Written task
Look through the records that follow. Copy every line containing the word "pipe".

Information provided

· · ·

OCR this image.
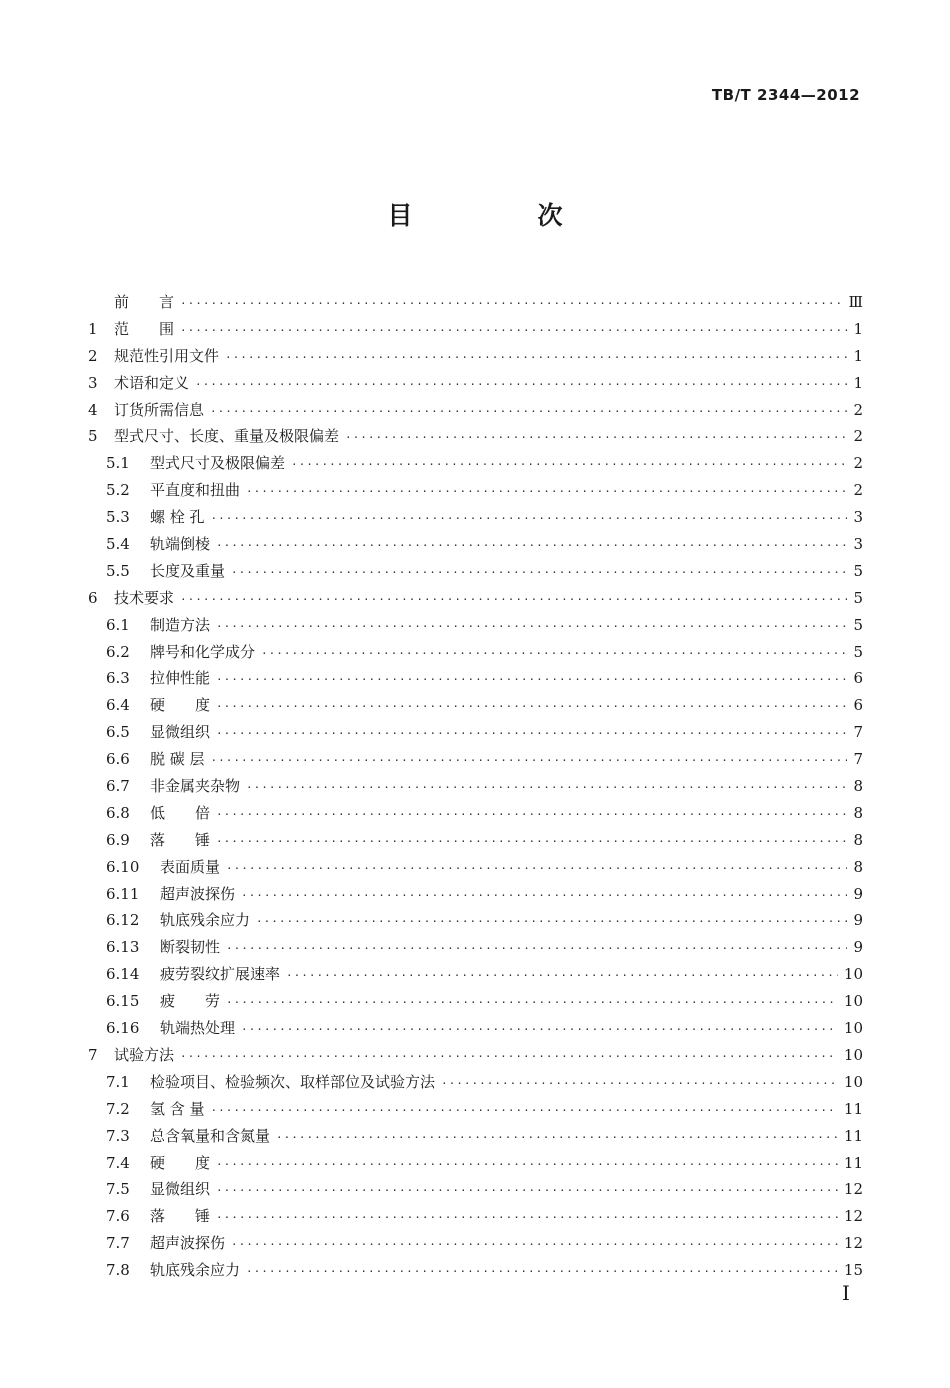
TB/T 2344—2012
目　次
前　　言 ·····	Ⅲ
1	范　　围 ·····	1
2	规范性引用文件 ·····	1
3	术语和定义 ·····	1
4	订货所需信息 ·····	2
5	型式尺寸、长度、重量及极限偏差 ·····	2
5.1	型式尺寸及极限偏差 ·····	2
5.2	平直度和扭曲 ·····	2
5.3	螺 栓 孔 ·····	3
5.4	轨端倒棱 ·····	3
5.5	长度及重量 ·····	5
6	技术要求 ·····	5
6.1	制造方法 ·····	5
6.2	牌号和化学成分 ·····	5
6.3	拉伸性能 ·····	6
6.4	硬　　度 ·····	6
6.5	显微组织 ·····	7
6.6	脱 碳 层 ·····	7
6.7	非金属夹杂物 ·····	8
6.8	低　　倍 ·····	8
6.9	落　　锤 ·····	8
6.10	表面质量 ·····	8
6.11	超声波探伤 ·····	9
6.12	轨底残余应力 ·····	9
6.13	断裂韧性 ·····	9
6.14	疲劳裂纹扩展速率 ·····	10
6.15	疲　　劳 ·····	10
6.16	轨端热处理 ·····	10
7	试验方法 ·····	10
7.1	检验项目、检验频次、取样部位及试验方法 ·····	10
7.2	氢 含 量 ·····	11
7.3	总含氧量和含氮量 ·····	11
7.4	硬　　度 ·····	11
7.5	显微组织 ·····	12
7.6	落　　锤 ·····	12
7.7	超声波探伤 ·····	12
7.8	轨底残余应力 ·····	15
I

· · ·

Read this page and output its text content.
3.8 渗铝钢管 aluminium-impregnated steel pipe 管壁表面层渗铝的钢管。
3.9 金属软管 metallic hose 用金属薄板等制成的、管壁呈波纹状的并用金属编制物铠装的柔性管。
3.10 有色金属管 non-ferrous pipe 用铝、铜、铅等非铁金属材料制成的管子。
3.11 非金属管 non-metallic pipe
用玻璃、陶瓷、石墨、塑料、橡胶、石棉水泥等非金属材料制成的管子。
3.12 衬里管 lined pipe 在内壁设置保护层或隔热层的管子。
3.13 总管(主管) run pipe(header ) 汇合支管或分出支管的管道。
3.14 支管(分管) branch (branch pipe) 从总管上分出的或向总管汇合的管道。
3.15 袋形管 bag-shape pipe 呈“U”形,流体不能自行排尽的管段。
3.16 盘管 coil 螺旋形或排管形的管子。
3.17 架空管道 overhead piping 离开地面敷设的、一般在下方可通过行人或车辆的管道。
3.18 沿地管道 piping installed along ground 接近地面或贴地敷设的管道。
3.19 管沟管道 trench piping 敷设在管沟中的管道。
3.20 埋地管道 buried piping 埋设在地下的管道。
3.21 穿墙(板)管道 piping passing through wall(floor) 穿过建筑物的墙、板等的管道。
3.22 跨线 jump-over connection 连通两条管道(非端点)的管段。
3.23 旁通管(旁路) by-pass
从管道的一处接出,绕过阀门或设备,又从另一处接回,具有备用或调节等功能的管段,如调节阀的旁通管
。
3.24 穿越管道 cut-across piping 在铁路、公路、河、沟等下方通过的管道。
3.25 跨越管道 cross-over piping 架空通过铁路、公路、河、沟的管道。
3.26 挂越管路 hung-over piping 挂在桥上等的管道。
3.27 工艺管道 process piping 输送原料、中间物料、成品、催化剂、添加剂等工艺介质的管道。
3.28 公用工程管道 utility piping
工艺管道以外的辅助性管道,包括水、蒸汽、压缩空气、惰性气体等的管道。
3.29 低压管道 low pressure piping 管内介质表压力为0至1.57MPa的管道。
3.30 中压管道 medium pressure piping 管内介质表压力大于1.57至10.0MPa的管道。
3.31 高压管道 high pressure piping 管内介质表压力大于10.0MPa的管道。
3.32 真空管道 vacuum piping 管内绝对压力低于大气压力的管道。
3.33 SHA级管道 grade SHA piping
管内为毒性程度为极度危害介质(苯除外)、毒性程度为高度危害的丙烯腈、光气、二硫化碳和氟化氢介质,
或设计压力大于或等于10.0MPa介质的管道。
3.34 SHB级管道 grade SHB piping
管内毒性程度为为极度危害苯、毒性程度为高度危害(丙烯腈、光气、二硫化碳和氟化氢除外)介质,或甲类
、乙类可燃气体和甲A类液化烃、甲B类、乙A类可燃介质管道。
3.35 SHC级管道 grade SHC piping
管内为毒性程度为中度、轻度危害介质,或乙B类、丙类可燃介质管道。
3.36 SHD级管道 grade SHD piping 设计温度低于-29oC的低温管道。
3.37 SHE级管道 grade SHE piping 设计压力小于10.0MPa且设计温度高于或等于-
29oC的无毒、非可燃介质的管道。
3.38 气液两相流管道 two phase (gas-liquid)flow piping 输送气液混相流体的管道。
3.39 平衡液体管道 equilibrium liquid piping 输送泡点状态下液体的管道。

· · ·

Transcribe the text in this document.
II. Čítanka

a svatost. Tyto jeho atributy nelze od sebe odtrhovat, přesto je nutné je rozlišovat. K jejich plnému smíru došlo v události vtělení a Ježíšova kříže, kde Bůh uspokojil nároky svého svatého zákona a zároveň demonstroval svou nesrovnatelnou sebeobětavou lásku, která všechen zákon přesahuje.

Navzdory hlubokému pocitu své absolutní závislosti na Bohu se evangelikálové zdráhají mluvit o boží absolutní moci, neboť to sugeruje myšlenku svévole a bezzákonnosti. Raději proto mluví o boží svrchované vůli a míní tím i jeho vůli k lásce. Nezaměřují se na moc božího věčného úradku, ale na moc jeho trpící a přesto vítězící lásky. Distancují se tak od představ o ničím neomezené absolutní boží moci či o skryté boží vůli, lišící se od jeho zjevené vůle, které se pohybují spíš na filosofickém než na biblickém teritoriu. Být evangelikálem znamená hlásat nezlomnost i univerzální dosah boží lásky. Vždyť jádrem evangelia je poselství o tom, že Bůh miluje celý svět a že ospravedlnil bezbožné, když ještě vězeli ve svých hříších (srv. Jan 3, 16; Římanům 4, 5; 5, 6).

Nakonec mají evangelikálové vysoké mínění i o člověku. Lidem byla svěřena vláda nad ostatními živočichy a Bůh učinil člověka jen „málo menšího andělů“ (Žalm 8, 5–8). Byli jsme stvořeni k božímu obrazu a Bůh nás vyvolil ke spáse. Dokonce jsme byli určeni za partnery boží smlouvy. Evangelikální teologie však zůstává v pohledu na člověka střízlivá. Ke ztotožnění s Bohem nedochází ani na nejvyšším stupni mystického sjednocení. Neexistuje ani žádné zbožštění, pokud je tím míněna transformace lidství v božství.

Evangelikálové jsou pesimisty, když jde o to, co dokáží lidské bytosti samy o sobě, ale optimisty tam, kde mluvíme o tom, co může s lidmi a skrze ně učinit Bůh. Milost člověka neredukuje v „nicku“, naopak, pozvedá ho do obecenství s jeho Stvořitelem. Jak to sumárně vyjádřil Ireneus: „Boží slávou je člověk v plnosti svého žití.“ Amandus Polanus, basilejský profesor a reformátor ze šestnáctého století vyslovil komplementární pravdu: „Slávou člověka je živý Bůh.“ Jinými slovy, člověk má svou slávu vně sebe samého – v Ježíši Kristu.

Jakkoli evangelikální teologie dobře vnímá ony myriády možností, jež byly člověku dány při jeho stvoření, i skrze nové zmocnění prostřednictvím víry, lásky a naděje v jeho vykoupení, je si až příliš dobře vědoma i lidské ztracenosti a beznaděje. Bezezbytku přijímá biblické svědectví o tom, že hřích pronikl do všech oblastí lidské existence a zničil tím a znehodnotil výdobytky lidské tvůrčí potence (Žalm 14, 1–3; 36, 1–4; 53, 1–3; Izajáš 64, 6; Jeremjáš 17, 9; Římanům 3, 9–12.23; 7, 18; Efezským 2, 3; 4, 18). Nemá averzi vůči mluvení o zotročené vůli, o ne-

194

· · ·

Answer for the task
3.8 渗铝钢管 aluminium-impregnated steel pipe 管壁表面层渗铝的钢管。
3.10 有色金属管 non-ferrous pipe 用铝、铜、铅等非铁金属材料制成的管子。
3.11 非金属管 non-metallic pipe
3.12 衬里管 lined pipe 在内壁设置保护层或隔热层的管子。
3.13 总管(主管) run pipe(header ) 汇合支管或分出支管的管道。
3.14 支管(分管) branch (branch pipe) 从总管上分出的或向总管汇合的管道。
3.15 袋形管 bag-shape pipe 呈“U”形,流体不能自行排尽的管段。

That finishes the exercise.